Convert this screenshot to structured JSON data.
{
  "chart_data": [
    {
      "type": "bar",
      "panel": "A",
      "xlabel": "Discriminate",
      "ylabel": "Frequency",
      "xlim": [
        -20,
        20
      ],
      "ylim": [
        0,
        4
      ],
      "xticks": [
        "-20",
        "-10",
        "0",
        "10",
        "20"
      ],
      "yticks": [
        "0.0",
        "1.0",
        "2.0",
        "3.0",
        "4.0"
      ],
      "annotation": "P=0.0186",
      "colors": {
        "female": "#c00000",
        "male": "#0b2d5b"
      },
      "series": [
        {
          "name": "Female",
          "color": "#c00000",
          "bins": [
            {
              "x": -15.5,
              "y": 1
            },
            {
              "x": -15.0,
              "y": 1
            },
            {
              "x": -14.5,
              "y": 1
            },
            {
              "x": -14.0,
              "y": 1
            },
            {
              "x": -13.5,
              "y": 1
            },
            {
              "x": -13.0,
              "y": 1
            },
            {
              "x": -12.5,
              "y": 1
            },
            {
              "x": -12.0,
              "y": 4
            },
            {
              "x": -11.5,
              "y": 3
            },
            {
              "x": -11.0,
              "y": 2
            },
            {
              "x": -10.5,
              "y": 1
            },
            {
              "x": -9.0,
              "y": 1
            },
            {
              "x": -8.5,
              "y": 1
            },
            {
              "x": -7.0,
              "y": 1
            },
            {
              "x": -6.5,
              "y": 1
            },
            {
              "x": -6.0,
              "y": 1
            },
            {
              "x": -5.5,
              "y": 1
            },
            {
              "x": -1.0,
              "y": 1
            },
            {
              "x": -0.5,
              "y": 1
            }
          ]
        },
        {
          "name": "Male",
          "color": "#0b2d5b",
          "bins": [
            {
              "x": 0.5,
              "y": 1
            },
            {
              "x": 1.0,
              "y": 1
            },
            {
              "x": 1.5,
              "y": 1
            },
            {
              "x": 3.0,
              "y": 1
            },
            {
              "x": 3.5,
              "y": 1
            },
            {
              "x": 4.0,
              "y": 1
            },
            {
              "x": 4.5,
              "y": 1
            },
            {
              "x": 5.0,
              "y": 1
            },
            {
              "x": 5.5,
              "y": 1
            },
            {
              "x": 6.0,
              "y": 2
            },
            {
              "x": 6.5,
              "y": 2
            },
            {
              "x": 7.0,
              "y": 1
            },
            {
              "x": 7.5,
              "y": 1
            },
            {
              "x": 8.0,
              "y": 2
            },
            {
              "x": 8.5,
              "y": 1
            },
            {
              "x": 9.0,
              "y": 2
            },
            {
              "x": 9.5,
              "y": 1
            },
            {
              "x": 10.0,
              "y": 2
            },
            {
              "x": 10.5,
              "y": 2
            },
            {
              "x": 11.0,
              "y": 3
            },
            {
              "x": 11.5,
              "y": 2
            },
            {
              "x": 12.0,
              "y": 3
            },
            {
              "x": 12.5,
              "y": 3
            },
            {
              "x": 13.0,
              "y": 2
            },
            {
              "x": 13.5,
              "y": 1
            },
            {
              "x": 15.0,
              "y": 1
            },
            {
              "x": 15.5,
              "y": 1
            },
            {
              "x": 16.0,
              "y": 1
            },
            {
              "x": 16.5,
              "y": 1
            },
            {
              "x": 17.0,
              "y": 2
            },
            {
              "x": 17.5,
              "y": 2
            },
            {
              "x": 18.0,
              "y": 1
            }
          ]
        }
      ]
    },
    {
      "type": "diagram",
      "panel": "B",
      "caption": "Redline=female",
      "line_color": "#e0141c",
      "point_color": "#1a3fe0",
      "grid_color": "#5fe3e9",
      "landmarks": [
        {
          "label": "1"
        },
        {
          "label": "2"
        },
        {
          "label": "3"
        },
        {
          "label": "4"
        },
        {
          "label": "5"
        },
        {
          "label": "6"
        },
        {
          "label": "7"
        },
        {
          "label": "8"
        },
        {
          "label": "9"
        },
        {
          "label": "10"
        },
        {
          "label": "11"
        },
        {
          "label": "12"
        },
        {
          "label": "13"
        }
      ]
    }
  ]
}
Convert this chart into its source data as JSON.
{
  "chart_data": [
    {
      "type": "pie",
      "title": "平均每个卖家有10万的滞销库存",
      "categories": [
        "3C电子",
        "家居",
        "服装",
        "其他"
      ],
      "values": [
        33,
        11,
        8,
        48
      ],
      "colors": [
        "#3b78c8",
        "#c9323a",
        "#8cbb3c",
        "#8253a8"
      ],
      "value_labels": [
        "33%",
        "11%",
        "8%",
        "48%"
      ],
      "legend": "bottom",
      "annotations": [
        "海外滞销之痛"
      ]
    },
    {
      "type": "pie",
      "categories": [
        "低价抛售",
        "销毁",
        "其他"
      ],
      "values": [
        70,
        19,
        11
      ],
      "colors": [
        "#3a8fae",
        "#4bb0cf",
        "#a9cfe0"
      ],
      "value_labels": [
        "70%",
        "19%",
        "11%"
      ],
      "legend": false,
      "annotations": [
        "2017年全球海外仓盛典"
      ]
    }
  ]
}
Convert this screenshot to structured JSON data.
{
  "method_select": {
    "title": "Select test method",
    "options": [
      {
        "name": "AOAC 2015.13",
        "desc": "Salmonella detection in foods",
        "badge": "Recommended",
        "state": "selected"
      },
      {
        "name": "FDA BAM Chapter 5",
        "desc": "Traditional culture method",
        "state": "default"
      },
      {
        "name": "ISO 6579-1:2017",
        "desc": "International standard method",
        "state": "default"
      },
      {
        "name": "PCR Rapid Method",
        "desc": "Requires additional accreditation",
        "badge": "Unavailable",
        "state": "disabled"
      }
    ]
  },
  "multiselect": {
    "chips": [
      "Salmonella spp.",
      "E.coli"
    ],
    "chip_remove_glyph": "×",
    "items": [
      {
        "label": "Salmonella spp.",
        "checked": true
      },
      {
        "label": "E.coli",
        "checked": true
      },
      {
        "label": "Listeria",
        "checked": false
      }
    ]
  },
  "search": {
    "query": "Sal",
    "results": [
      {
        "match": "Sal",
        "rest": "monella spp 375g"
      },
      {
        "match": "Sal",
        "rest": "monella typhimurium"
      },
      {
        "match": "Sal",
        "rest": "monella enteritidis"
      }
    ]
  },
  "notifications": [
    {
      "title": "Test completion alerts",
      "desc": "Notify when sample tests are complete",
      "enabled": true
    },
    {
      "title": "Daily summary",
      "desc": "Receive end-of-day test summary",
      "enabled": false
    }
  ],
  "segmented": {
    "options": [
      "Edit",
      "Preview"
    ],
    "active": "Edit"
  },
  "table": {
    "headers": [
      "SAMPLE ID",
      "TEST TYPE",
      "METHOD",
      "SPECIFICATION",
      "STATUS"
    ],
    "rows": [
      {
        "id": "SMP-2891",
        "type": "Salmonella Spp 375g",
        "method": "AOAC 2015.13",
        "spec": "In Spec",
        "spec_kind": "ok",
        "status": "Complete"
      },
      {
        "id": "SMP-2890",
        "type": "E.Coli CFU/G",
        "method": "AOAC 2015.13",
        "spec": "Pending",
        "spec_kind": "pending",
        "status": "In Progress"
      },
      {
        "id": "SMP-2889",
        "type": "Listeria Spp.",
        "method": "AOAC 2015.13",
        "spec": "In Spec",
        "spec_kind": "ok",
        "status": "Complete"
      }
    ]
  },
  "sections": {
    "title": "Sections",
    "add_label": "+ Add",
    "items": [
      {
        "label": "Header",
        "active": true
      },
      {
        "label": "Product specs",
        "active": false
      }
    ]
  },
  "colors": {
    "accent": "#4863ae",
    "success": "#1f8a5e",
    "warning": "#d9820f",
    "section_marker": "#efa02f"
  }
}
____
## Set exercise
The entries above must be returned in full, exactly as shown.

## Full response
Convert this screenshot to structured JSON data.
{
  "chart_data": [
    {
      "type": "bar",
      "panel": "A",
      "xlabel": "Discriminate",
      "ylabel": "Frequency",
      "xlim": [
        -20,
        20
      ],
      "ylim": [
        0,
        4
      ],
      "xticks": [
        "-20",
        "-10",
        "0",
        "10",
        "20"
      ],
      "yticks": [
        "0.0",
        "1.0",
        "2.0",
        "3.0",
        "4.0"
      ],
      "annotation": "P=0.0186",
      "colors": {
        "female": "#c00000",
        "male": "#0b2d5b"
      },
      "series": [
        {
          "name": "Female",
          "color": "#c00000",
          "bins": [
            {
              "x": -15.5,
              "y": 1
            },
            {
              "x": -15.0,
              "y": 1
            },
            {
              "x": -14.5,
              "y": 1
            },
            {
              "x": -14.0,
              "y": 1
            },
            {
              "x": -13.5,
              "y": 1
            },
            {
              "x": -13.0,
              "y": 1
            },
            {
              "x": -12.5,
              "y": 1
            },
            {
              "x": -12.0,
              "y": 4
            },
            {
              "x": -11.5,
              "y": 3
            },
            {
              "x": -11.0,
              "y": 2
            },
            {
              "x": -10.5,
              "y": 1
            },
            {
              "x": -9.0,
              "y": 1
            },
            {
              "x": -8.5,
              "y": 1
            },
            {
              "x": -7.0,
              "y": 1
            },
            {
              "x": -6.5,
              "y": 1
            },
            {
              "x": -6.0,
              "y": 1
            },
            {
              "x": -5.5,
              "y": 1
            },
            {
              "x": -1.0,
              "y": 1
            },
            {
              "x": -0.5,
              "y": 1
            }
          ]
        },
        {
          "name": "Male",
          "color": "#0b2d5b",
          "bins": [
            {
              "x": 0.5,
              "y": 1
            },
            {
              "x": 1.0,
              "y": 1
            },
            {
              "x": 1.5,
              "y": 1
            },
            {
              "x": 3.0,
              "y": 1
            },
            {
              "x": 3.5,
              "y": 1
            },
            {
              "x": 4.0,
              "y": 1
            },
            {
              "x": 4.5,
              "y": 1
            },
            {
              "x": 5.0,
              "y": 1
            },
            {
              "x": 5.5,
              "y": 1
            },
            {
              "x": 6.0,
              "y": 2
            },
            {
              "x": 6.5,
              "y": 2
            },
            {
              "x": 7.0,
              "y": 1
            },
            {
              "x": 7.5,
              "y": 1
            },
            {
              "x": 8.0,
              "y": 2
            },
            {
              "x": 8.5,
              "y": 1
            },
            {
              "x": 9.0,
              "y": 2
            },
            {
              "x": 9.5,
              "y": 1
            },
            {
              "x": 10.0,
              "y": 2
            },
            {
              "x": 10.5,
              "y": 2
            },
            {
              "x": 11.0,
              "y": 3
            },
            {
              "x": 11.5,
              "y": 2
            },
            {
              "x": 12.0,
              "y": 3
            },
            {
              "x": 12.5,
              "y": 3
            },
            {
              "x": 13.0,
              "y": 2
            },
            {
              "x": 13.5,
              "y": 1
            },
            {
              "x": 15.0,
              "y": 1
            },
            {
              "x": 15.5,
              "y": 1
            },
            {
              "x": 16.0,
              "y": 1
            },
            {
              "x": 16.5,
              "y": 1
            },
            {
              "x": 17.0,
              "y": 2
            },
            {
              "x": 17.5,
              "y": 2
            },
            {
              "x": 18.0,
              "y": 1
            }
          ]
        }
      ]
    },
    {
      "type": "diagram",
      "panel": "B",
      "caption": "Redline=female",
      "line_color": "#e0141c",
      "point_color": "#1a3fe0",
      "grid_color": "#5fe3e9",
      "landmarks": [
        {
          "label": "1"
        },
        {
          "label": "2"
        },
        {
          "label": "3"
        },
        {
          "label": "4"
        },
        {
          "label": "5"
        },
        {
          "label": "6"
        },
        {
          "label": "7"
        },
        {
          "label": "8"
        },
        {
          "label": "9"
        },
        {
          "label": "10"
        },
        {
          "label": "11"
        },
        {
          "label": "12"
        },
        {
          "label": "13"
        }
      ]
    }
  ]
}
Convert this chart into its source data as JSON.
{
  "chart_data": [
    {
      "type": "pie",
      "title": "平均每个卖家有10万的滞销库存",
      "categories": [
        "3C电子",
        "家居",
        "服装",
        "其他"
      ],
      "values": [
        33,
        11,
        8,
        48
      ],
      "colors": [
        "#3b78c8",
        "#c9323a",
        "#8cbb3c",
        "#8253a8"
      ],
      "value_labels": [
        "33%",
        "11%",
        "8%",
        "48%"
      ],
      "legend": "bottom",
      "annotations": [
        "海外滞销之痛"
      ]
    },
    {
      "type": "pie",
      "categories": [
        "低价抛售",
        "销毁",
        "其他"
      ],
      "values": [
        70,
        19,
        11
      ],
      "colors": [
        "#3a8fae",
        "#4bb0cf",
        "#a9cfe0"
      ],
      "value_labels": [
        "70%",
        "19%",
        "11%"
      ],
      "legend": false,
      "annotations": [
        "2017年全球海外仓盛典"
      ]
    }
  ]
}
Convert this screenshot to structured JSON data.
{
  "method_select": {
    "title": "Select test method",
    "options": [
      {
        "name": "AOAC 2015.13",
        "desc": "Salmonella detection in foods",
        "badge": "Recommended",
        "state": "selected"
      },
      {
        "name": "FDA BAM Chapter 5",
        "desc": "Traditional culture method",
        "state": "default"
      },
      {
        "name": "ISO 6579-1:2017",
        "desc": "International standard method",
        "state": "default"
      },
      {
        "name": "PCR Rapid Method",
        "desc": "Requires additional accreditation",
        "badge": "Unavailable",
        "state": "disabled"
      }
    ]
  },
  "multiselect": {
    "chips": [
      "Salmonella spp.",
      "E.coli"
    ],
    "chip_remove_glyph": "×",
    "items": [
      {
        "label": "Salmonella spp.",
        "checked": true
      },
      {
        "label": "E.coli",
        "checked": true
      },
      {
        "label": "Listeria",
        "checked": false
      }
    ]
  },
  "search": {
    "query": "Sal",
    "results": [
      {
        "match": "Sal",
        "rest": "monella spp 375g"
      },
      {
        "match": "Sal",
        "rest": "monella typhimurium"
      },
      {
        "match": "Sal",
        "rest": "monella enteritidis"
      }
    ]
  },
  "notifications": [
    {
      "title": "Test completion alerts",
      "desc": "Notify when sample tests are complete",
      "enabled": true
    },
    {
      "title": "Daily summary",
      "desc": "Receive end-of-day test summary",
      "enabled": false
    }
  ],
  "segmented": {
    "options": [
      "Edit",
      "Preview"
    ],
    "active": "Edit"
  },
  "table": {
    "headers": [
      "SAMPLE ID",
      "TEST TYPE",
      "METHOD",
      "SPECIFICATION",
      "STATUS"
    ],
    "rows": [
      {
        "id": "SMP-2891",
        "type": "Salmonella Spp 375g",
        "method": "AOAC 2015.13",
        "spec": "In Spec",
        "spec_kind": "ok",
        "status": "Complete"
      },
      {
        "id": "SMP-2890",
        "type": "E.Coli CFU/G",
        "method": "AOAC 2015.13",
        "spec": "Pending",
        "spec_kind": "pending",
        "status": "In Progress"
      },
      {
        "id": "SMP-2889",
        "type": "Listeria Spp.",
        "method": "AOAC 2015.13",
        "spec": "In Spec",
        "spec_kind": "ok",
        "status": "Complete"
      }
    ]
  },
  "sections": {
    "title": "Sections",
    "add_label": "+ Add",
    "items": [
      {
        "label": "Header",
        "active": true
      },
      {
        "label": "Product specs",
        "active": false
      }
    ]
  },
  "colors": {
    "accent": "#4863ae",
    "success": "#1f8a5e",
    "warning": "#d9820f",
    "section_marker": "#efa02f"
  }
}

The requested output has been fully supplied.